• [EXERCISE DESCRIPTION]: Tally every line of the listing where the string "bottom" is found, and state the total alone.

━━ RECORDS SUPPLIED ━━

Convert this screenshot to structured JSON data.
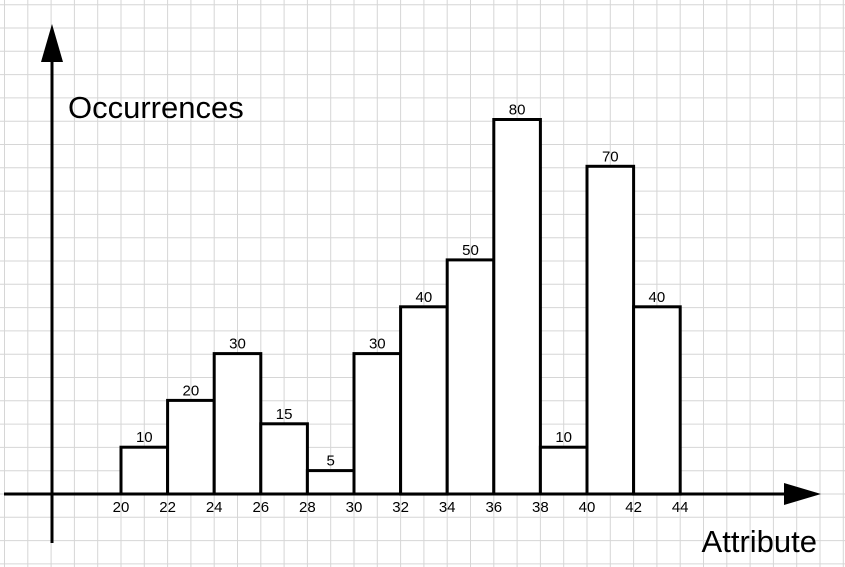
{
  "chart_data": {
    "type": "bar",
    "title": "",
    "xlabel": "Attribute",
    "ylabel": "Occurrences",
    "bin_edges": [
      20,
      22,
      24,
      26,
      28,
      30,
      32,
      34,
      36,
      38,
      40,
      42,
      44
    ],
    "x_tick_labels": [
      "20",
      "22",
      "24",
      "26",
      "28",
      "30",
      "32",
      "34",
      "36",
      "38",
      "40",
      "42",
      "44"
    ],
    "values": [
      10,
      20,
      30,
      15,
      5,
      30,
      40,
      50,
      80,
      10,
      70,
      40
    ],
    "data_labels": [
      "10",
      "20",
      "30",
      "15",
      "5",
      "30",
      "40",
      "50",
      "80",
      "10",
      "70",
      "40"
    ],
    "xlim": [
      18,
      46
    ],
    "ylim": [
      0,
      80
    ],
    "grid": true,
    "bar_fill": "#ffffff",
    "bar_edge": "#000000",
    "grid_color": "#d6d6d6"
  }
}
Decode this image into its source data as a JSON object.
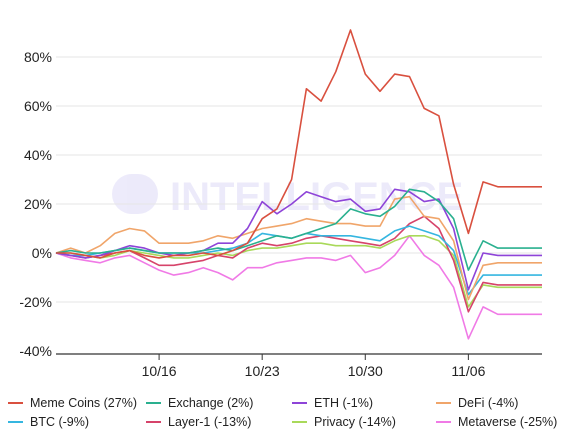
{
  "chart_data": {
    "type": "line",
    "title": "",
    "xlabel": "",
    "ylabel": "",
    "ylim": [
      -40,
      90
    ],
    "yticks": [
      -40,
      -20,
      0,
      20,
      40,
      60,
      80
    ],
    "ytick_labels": [
      "-40%",
      "-20%",
      "0%",
      "20%",
      "40%",
      "60%",
      "80%"
    ],
    "xticks": [
      {
        "label": "10/16",
        "x": 7
      },
      {
        "label": "10/23",
        "x": 14
      },
      {
        "label": "10/30",
        "x": 21
      },
      {
        "label": "11/06",
        "x": 28
      }
    ],
    "x": [
      0,
      1,
      2,
      3,
      4,
      5,
      6,
      7,
      8,
      9,
      10,
      11,
      12,
      13,
      14,
      15,
      16,
      17,
      18,
      19,
      20,
      21,
      22,
      23,
      24,
      25,
      26,
      27,
      28,
      29,
      30,
      31,
      32,
      33
    ],
    "grid": "horizontal",
    "legend_position": "bottom",
    "watermark": "INTELLIGENCE",
    "series": [
      {
        "name": "Meme Coins (27%)",
        "color": "#d9503f",
        "values": [
          0,
          0,
          -1,
          -2,
          0,
          1,
          -1,
          -2,
          -1,
          -1,
          0,
          -1,
          1,
          4,
          14,
          18,
          30,
          67,
          62,
          74,
          91,
          73,
          66,
          73,
          72,
          59,
          56,
          28,
          8,
          29,
          27,
          27,
          27,
          27
        ]
      },
      {
        "name": "Exchange (2%)",
        "color": "#2ab08f",
        "values": [
          0,
          1,
          0,
          0,
          1,
          2,
          1,
          0,
          0,
          0,
          1,
          2,
          1,
          3,
          5,
          7,
          6,
          8,
          10,
          12,
          18,
          16,
          15,
          19,
          26,
          25,
          21,
          14,
          -7,
          5,
          2,
          2,
          2,
          2
        ]
      },
      {
        "name": "ETH (-1%)",
        "color": "#8e44d8",
        "values": [
          0,
          -1,
          -2,
          -1,
          1,
          3,
          2,
          0,
          -1,
          0,
          1,
          4,
          4,
          10,
          21,
          16,
          20,
          25,
          23,
          21,
          22,
          17,
          18,
          26,
          25,
          21,
          22,
          10,
          -15,
          0,
          -1,
          -1,
          -1,
          -1
        ]
      },
      {
        "name": "DeFi (-4%)",
        "color": "#f0a56a",
        "values": [
          0,
          2,
          0,
          3,
          8,
          10,
          9,
          4,
          4,
          4,
          5,
          7,
          6,
          8,
          10,
          11,
          12,
          14,
          13,
          12,
          12,
          11,
          11,
          22,
          23,
          15,
          14,
          5,
          -19,
          -5,
          -4,
          -4,
          -4,
          -4
        ]
      },
      {
        "name": "BTC (-9%)",
        "color": "#35b6e0",
        "values": [
          0,
          -1,
          -1,
          0,
          1,
          2,
          1,
          0,
          0,
          0,
          0,
          1,
          2,
          4,
          8,
          7,
          6,
          8,
          7,
          7,
          7,
          6,
          5,
          9,
          11,
          9,
          7,
          1,
          -17,
          -9,
          -9,
          -9,
          -9,
          -9
        ]
      },
      {
        "name": "Layer-1 (-13%)",
        "color": "#d6436a",
        "values": [
          0,
          -1,
          -2,
          -1,
          0,
          1,
          -2,
          -5,
          -5,
          -4,
          -3,
          -1,
          -2,
          2,
          4,
          3,
          4,
          6,
          7,
          6,
          5,
          4,
          3,
          6,
          12,
          15,
          10,
          -3,
          -24,
          -12,
          -13,
          -13,
          -13,
          -13
        ]
      },
      {
        "name": "Privacy (-14%)",
        "color": "#a9d95a",
        "values": [
          0,
          0,
          -1,
          -2,
          -1,
          1,
          0,
          -1,
          -2,
          -2,
          -1,
          0,
          -1,
          1,
          2,
          2,
          3,
          4,
          4,
          3,
          3,
          3,
          2,
          5,
          7,
          7,
          5,
          -1,
          -22,
          -13,
          -14,
          -14,
          -14,
          -14
        ]
      },
      {
        "name": "Metaverse (-25%)",
        "color": "#f07ae6",
        "values": [
          0,
          -2,
          -3,
          -4,
          -2,
          -1,
          -4,
          -7,
          -9,
          -8,
          -6,
          -8,
          -11,
          -6,
          -6,
          -4,
          -3,
          -2,
          -2,
          -3,
          -1,
          -8,
          -6,
          -1,
          7,
          -1,
          -5,
          -14,
          -35,
          -22,
          -25,
          -25,
          -25,
          -25
        ]
      }
    ]
  },
  "legend_rows": [
    [
      "Meme Coins (27%)",
      "Exchange (2%)",
      "ETH (-1%)",
      "DeFi (-4%)"
    ],
    [
      "BTC (-9%)",
      "Layer-1 (-13%)",
      "Privacy (-14%)",
      "Metaverse (-25%)"
    ]
  ]
}
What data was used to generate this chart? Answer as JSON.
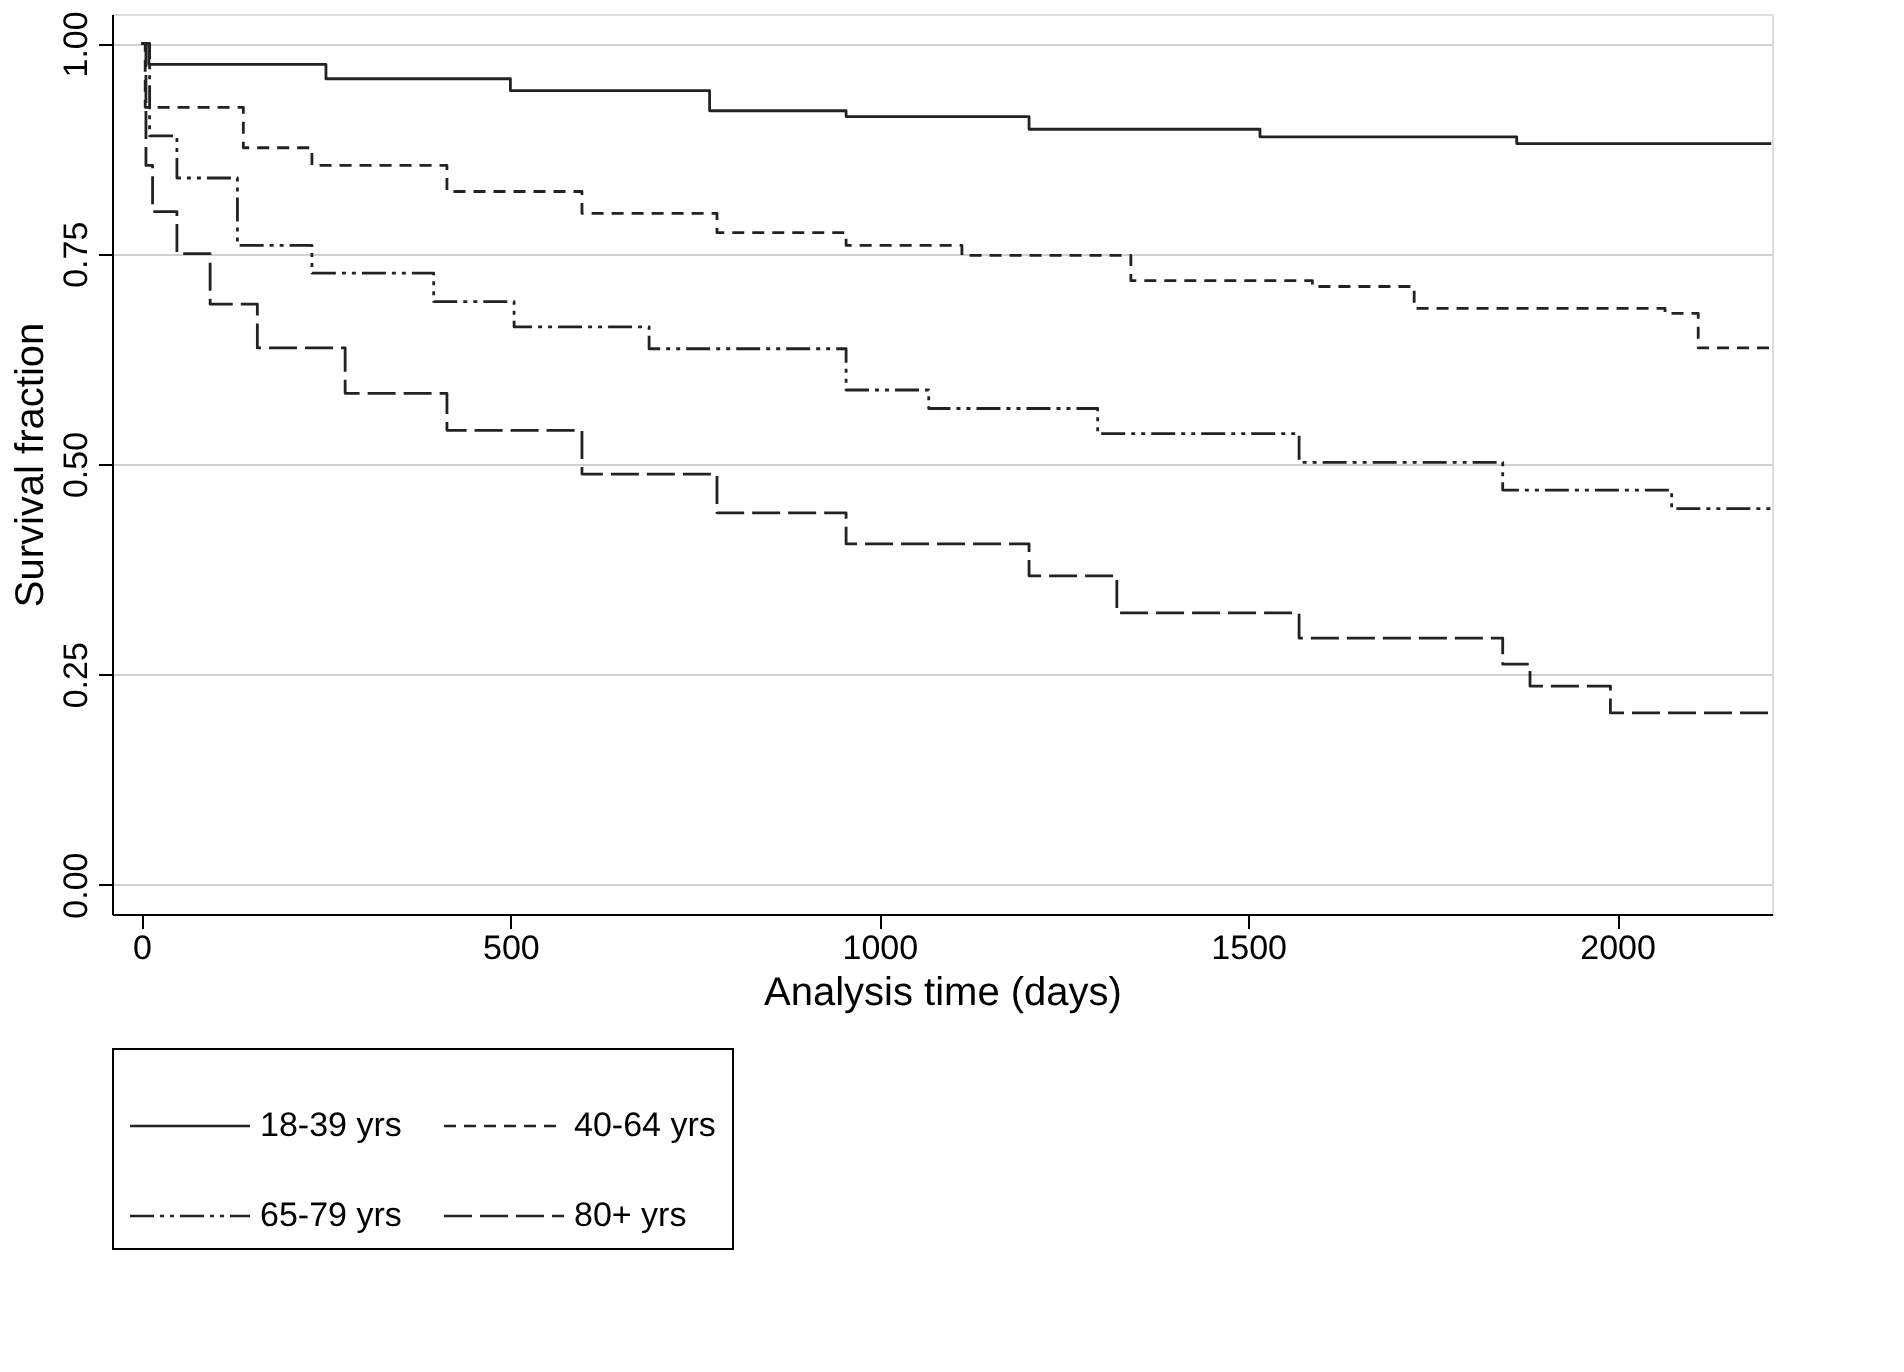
{
  "chart_data": {
    "type": "step",
    "xlabel": "Analysis time (days)",
    "ylabel": "Survival fraction",
    "xlim": [
      -40,
      2210
    ],
    "xticks": [
      0,
      500,
      1000,
      1500,
      2000
    ],
    "ylim": [
      -0.035,
      1.035
    ],
    "yticks": [
      {
        "value": 0,
        "label": "0.00"
      },
      {
        "value": 0.25,
        "label": "0.25"
      },
      {
        "value": 0.5,
        "label": "0.50"
      },
      {
        "value": 0.75,
        "label": "0.75"
      },
      {
        "value": 1,
        "label": "1.00"
      }
    ],
    "grid": "y",
    "legend": "bottom",
    "marker": "none",
    "series": [
      {
        "name": "18-39 yrs",
        "color": "#222222",
        "line_style": "solid",
        "x": [
          0,
          10,
          250,
          500,
          770,
          955,
          1203,
          1516,
          1864,
          2209
        ],
        "values": [
          1.0,
          0.975,
          0.958,
          0.944,
          0.92,
          0.913,
          0.898,
          0.889,
          0.881,
          0.881
        ]
      },
      {
        "name": "40-64 yrs",
        "color": "#222222",
        "line_style": "dashed",
        "x": [
          0,
          5,
          138,
          231,
          414,
          597,
          780,
          955,
          1112,
          1341,
          1587,
          1725,
          2065,
          2110,
          2209
        ],
        "values": [
          1.0,
          0.924,
          0.876,
          0.855,
          0.824,
          0.798,
          0.775,
          0.76,
          0.748,
          0.718,
          0.711,
          0.685,
          0.679,
          0.638,
          0.635
        ]
      },
      {
        "name": "65-79 yrs",
        "color": "#222222",
        "line_style": "dashdot",
        "x": [
          0,
          11,
          48,
          130,
          231,
          396,
          505,
          688,
          955,
          1067,
          1296,
          1569,
          1845,
          2074,
          2209
        ],
        "values": [
          1.0,
          0.89,
          0.84,
          0.76,
          0.727,
          0.693,
          0.663,
          0.637,
          0.588,
          0.566,
          0.536,
          0.502,
          0.469,
          0.447,
          0.445
        ]
      },
      {
        "name": "80+ yrs",
        "color": "#222222",
        "line_style": "longdash",
        "x": [
          0,
          6,
          15,
          48,
          93,
          157,
          276,
          414,
          597,
          780,
          955,
          1203,
          1322,
          1569,
          1845,
          1882,
          1991,
          2209
        ],
        "values": [
          1.0,
          0.855,
          0.8,
          0.75,
          0.69,
          0.638,
          0.584,
          0.54,
          0.488,
          0.442,
          0.405,
          0.367,
          0.323,
          0.293,
          0.262,
          0.236,
          0.204,
          0.204
        ]
      }
    ]
  }
}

━━━

• [OUTPUT]: 2